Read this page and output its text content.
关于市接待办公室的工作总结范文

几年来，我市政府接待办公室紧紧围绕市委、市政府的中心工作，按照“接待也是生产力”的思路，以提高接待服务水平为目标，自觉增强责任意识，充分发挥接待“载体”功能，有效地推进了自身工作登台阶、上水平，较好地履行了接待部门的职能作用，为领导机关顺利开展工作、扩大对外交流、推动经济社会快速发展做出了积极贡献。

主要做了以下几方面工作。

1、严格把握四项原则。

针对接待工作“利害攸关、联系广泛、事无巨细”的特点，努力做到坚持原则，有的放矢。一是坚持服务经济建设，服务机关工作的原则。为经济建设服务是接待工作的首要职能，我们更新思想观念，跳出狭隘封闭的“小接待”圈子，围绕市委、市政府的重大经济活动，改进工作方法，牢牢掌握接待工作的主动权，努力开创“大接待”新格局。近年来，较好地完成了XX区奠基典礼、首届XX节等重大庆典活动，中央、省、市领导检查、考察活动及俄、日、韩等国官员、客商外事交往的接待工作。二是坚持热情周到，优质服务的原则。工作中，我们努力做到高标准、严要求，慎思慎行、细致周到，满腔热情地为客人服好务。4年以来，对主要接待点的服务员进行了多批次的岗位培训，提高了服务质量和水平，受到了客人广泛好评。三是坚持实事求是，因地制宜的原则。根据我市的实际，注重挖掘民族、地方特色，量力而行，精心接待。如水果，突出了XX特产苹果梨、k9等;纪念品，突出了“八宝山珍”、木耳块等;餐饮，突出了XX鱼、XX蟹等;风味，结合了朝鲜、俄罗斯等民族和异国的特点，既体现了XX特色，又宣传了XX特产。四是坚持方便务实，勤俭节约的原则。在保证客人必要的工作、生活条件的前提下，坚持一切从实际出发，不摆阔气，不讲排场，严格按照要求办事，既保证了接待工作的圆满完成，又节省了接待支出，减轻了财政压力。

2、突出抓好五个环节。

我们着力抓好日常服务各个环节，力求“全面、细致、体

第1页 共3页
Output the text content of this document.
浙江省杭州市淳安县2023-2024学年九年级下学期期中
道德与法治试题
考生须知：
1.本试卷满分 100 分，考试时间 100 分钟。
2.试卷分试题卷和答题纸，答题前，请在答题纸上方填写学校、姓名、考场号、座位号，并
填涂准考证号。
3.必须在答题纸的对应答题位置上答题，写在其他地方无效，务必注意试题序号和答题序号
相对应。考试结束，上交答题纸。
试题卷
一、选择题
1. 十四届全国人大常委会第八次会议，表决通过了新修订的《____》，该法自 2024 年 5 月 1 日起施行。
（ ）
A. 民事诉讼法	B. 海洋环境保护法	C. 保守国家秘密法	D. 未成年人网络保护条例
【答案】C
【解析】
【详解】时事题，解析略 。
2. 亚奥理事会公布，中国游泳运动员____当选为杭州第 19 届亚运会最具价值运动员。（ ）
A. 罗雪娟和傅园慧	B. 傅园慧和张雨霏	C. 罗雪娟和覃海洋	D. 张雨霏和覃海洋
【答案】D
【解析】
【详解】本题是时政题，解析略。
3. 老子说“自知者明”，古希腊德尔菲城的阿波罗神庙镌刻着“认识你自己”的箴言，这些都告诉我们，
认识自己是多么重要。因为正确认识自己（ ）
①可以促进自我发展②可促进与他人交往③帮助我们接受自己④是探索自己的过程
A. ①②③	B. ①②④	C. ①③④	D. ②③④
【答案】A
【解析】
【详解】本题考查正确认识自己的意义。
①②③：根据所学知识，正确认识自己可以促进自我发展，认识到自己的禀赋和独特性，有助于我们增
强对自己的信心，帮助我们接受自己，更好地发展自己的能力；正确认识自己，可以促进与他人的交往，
* * * * * * *
Show every line from the entries above in which "this" appears.

• _Worked answer_:
Read this page and output its text content.
Output the text content of this document.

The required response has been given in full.